● **AIM**: Copy out all of the material exactly as presented.

Stored data:

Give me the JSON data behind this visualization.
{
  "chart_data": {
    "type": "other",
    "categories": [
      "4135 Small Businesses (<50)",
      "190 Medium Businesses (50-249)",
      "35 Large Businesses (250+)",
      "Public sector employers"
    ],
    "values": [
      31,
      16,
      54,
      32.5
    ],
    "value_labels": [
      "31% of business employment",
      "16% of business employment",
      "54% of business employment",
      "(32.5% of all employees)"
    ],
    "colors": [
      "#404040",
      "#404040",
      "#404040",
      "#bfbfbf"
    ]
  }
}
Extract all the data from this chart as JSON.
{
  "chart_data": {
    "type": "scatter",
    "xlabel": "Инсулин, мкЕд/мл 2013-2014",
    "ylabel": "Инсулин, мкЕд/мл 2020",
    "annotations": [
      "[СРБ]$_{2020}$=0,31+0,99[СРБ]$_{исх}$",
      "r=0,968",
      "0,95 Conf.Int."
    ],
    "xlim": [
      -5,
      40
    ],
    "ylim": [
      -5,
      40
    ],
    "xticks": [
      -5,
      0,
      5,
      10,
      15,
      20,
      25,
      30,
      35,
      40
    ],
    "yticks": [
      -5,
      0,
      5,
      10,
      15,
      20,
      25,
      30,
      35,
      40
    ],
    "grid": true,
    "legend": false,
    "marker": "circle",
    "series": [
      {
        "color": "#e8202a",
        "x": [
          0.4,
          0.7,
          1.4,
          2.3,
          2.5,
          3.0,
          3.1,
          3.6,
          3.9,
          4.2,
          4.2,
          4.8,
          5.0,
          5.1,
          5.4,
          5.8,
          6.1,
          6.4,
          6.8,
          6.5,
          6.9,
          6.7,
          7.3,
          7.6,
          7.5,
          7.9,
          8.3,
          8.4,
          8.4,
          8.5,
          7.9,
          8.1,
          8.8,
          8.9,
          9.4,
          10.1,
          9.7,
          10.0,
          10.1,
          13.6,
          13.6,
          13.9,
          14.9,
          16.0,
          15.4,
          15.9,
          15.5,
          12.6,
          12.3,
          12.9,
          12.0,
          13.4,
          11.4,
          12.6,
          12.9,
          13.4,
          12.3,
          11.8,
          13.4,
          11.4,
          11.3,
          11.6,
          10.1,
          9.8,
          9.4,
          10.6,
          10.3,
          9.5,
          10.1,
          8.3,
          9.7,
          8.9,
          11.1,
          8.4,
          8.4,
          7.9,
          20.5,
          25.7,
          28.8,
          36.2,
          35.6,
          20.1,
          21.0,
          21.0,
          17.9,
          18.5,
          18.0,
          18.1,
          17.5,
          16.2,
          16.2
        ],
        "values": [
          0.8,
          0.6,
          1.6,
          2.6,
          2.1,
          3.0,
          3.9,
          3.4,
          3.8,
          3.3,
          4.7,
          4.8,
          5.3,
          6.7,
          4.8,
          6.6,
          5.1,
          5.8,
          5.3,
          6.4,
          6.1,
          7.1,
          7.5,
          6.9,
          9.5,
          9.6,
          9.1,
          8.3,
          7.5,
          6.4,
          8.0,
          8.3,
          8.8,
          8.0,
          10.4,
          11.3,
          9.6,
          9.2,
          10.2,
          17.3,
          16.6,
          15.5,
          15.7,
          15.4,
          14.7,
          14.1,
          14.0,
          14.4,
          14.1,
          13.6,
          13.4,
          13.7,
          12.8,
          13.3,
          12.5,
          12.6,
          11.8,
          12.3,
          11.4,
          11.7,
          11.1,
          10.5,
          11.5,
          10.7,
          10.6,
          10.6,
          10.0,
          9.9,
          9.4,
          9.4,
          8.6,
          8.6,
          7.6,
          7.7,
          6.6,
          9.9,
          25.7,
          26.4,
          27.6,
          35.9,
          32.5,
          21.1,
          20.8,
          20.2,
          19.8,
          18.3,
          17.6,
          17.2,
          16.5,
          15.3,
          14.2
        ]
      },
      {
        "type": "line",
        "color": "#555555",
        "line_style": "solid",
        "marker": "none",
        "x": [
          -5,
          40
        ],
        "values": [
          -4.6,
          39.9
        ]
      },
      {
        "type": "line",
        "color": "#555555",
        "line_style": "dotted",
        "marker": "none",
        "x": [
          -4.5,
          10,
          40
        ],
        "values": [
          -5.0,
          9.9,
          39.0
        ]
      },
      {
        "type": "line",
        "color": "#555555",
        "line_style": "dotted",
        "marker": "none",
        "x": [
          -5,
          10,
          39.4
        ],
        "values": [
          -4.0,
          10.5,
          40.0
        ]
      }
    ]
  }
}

● **RESULT OF THE TASK**:
Give me the JSON data behind this visualization.
{
  "chart_data": {
    "type": "other",
    "categories": [
      "4135 Small Businesses (<50)",
      "190 Medium Businesses (50-249)",
      "35 Large Businesses (250+)",
      "Public sector employers"
    ],
    "values": [
      31,
      16,
      54,
      32.5
    ],
    "value_labels": [
      "31% of business employment",
      "16% of business employment",
      "54% of business employment",
      "(32.5% of all employees)"
    ],
    "colors": [
      "#404040",
      "#404040",
      "#404040",
      "#bfbfbf"
    ]
  }
}
Extract all the data from this chart as JSON.
{
  "chart_data": {
    "type": "scatter",
    "xlabel": "Инсулин, мкЕд/мл 2013-2014",
    "ylabel": "Инсулин, мкЕд/мл 2020",
    "annotations": [
      "[СРБ]$_{2020}$=0,31+0,99[СРБ]$_{исх}$",
      "r=0,968",
      "0,95 Conf.Int."
    ],
    "xlim": [
      -5,
      40
    ],
    "ylim": [
      -5,
      40
    ],
    "xticks": [
      -5,
      0,
      5,
      10,
      15,
      20,
      25,
      30,
      35,
      40
    ],
    "yticks": [
      -5,
      0,
      5,
      10,
      15,
      20,
      25,
      30,
      35,
      40
    ],
    "grid": true,
    "legend": false,
    "marker": "circle",
    "series": [
      {
        "color": "#e8202a",
        "x": [
          0.4,
          0.7,
          1.4,
          2.3,
          2.5,
          3.0,
          3.1,
          3.6,
          3.9,
          4.2,
          4.2,
          4.8,
          5.0,
          5.1,
          5.4,
          5.8,
          6.1,
          6.4,
          6.8,
          6.5,
          6.9,
          6.7,
          7.3,
          7.6,
          7.5,
          7.9,
          8.3,
          8.4,
          8.4,
          8.5,
          7.9,
          8.1,
          8.8,
          8.9,
          9.4,
          10.1,
          9.7,
          10.0,
          10.1,
          13.6,
          13.6,
          13.9,
          14.9,
          16.0,
          15.4,
          15.9,
          15.5,
          12.6,
          12.3,
          12.9,
          12.0,
          13.4,
          11.4,
          12.6,
          12.9,
          13.4,
          12.3,
          11.8,
          13.4,
          11.4,
          11.3,
          11.6,
          10.1,
          9.8,
          9.4,
          10.6,
          10.3,
          9.5,
          10.1,
          8.3,
          9.7,
          8.9,
          11.1,
          8.4,
          8.4,
          7.9,
          20.5,
          25.7,
          28.8,
          36.2,
          35.6,
          20.1,
          21.0,
          21.0,
          17.9,
          18.5,
          18.0,
          18.1,
          17.5,
          16.2,
          16.2
        ],
        "values": [
          0.8,
          0.6,
          1.6,
          2.6,
          2.1,
          3.0,
          3.9,
          3.4,
          3.8,
          3.3,
          4.7,
          4.8,
          5.3,
          6.7,
          4.8,
          6.6,
          5.1,
          5.8,
          5.3,
          6.4,
          6.1,
          7.1,
          7.5,
          6.9,
          9.5,
          9.6,
          9.1,
          8.3,
          7.5,
          6.4,
          8.0,
          8.3,
          8.8,
          8.0,
          10.4,
          11.3,
          9.6,
          9.2,
          10.2,
          17.3,
          16.6,
          15.5,
          15.7,
          15.4,
          14.7,
          14.1,
          14.0,
          14.4,
          14.1,
          13.6,
          13.4,
          13.7,
          12.8,
          13.3,
          12.5,
          12.6,
          11.8,
          12.3,
          11.4,
          11.7,
          11.1,
          10.5,
          11.5,
          10.7,
          10.6,
          10.6,
          10.0,
          9.9,
          9.4,
          9.4,
          8.6,
          8.6,
          7.6,
          7.7,
          6.6,
          9.9,
          25.7,
          26.4,
          27.6,
          35.9,
          32.5,
          21.1,
          20.8,
          20.2,
          19.8,
          18.3,
          17.6,
          17.2,
          16.5,
          15.3,
          14.2
        ]
      },
      {
        "type": "line",
        "color": "#555555",
        "line_style": "solid",
        "marker": "none",
        "x": [
          -5,
          40
        ],
        "values": [
          -4.6,
          39.9
        ]
      },
      {
        "type": "line",
        "color": "#555555",
        "line_style": "dotted",
        "marker": "none",
        "x": [
          -4.5,
          10,
          40
        ],
        "values": [
          -5.0,
          9.9,
          39.0
        ]
      },
      {
        "type": "line",
        "color": "#555555",
        "line_style": "dotted",
        "marker": "none",
        "x": [
          -5,
          10,
          39.4
        ],
        "values": [
          -4.0,
          10.5,
          40.0
        ]
      }
    ]
  }
}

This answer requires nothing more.